PROBLEM DESCRIPTION: Transcribe every line, keeping it exact.

INPUT RECORDS:
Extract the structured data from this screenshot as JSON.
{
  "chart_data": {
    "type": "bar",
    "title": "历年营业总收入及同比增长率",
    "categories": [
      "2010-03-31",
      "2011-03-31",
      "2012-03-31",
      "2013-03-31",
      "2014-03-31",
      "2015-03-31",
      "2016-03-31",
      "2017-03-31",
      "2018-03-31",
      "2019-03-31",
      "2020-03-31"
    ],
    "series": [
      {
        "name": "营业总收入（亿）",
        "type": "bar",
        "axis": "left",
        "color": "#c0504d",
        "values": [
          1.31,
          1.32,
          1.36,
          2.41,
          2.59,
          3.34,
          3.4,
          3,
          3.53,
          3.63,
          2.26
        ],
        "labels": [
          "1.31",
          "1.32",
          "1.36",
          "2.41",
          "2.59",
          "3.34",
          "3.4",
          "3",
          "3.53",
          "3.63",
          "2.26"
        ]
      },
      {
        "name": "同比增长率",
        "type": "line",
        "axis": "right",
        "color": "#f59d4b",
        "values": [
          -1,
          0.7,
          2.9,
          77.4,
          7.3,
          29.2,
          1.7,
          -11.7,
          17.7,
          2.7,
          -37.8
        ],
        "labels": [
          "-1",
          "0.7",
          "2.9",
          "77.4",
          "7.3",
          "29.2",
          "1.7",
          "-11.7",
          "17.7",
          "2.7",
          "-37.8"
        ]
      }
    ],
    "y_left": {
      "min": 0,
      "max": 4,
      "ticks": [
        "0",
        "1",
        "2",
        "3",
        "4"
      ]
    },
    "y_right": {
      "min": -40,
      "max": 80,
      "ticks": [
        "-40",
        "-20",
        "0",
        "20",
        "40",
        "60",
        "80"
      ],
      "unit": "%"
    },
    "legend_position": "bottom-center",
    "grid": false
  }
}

REPLY TO THE EXERCISE:
Extract the structured data from this screenshot as JSON.
{
  "chart_data": {
    "type": "bar",
    "title": "历年营业总收入及同比增长率",
    "categories": [
      "2010-03-31",
      "2011-03-31",
      "2012-03-31",
      "2013-03-31",
      "2014-03-31",
      "2015-03-31",
      "2016-03-31",
      "2017-03-31",
      "2018-03-31",
      "2019-03-31",
      "2020-03-31"
    ],
    "series": [
      {
        "name": "营业总收入（亿）",
        "type": "bar",
        "axis": "left",
        "color": "#c0504d",
        "values": [
          1.31,
          1.32,
          1.36,
          2.41,
          2.59,
          3.34,
          3.4,
          3,
          3.53,
          3.63,
          2.26
        ],
        "labels": [
          "1.31",
          "1.32",
          "1.36",
          "2.41",
          "2.59",
          "3.34",
          "3.4",
          "3",
          "3.53",
          "3.63",
          "2.26"
        ]
      },
      {
        "name": "同比增长率",
        "type": "line",
        "axis": "right",
        "color": "#f59d4b",
        "values": [
          -1,
          0.7,
          2.9,
          77.4,
          7.3,
          29.2,
          1.7,
          -11.7,
          17.7,
          2.7,
          -37.8
        ],
        "labels": [
          "-1",
          "0.7",
          "2.9",
          "77.4",
          "7.3",
          "29.2",
          "1.7",
          "-11.7",
          "17.7",
          "2.7",
          "-37.8"
        ]
      }
    ],
    "y_left": {
      "min": 0,
      "max": 4,
      "ticks": [
        "0",
        "1",
        "2",
        "3",
        "4"
      ]
    },
    "y_right": {
      "min": -40,
      "max": 80,
      "ticks": [
        "-40",
        "-20",
        "0",
        "20",
        "40",
        "60",
        "80"
      ],
      "unit": "%"
    },
    "legend_position": "bottom-center",
    "grid": false
  }
}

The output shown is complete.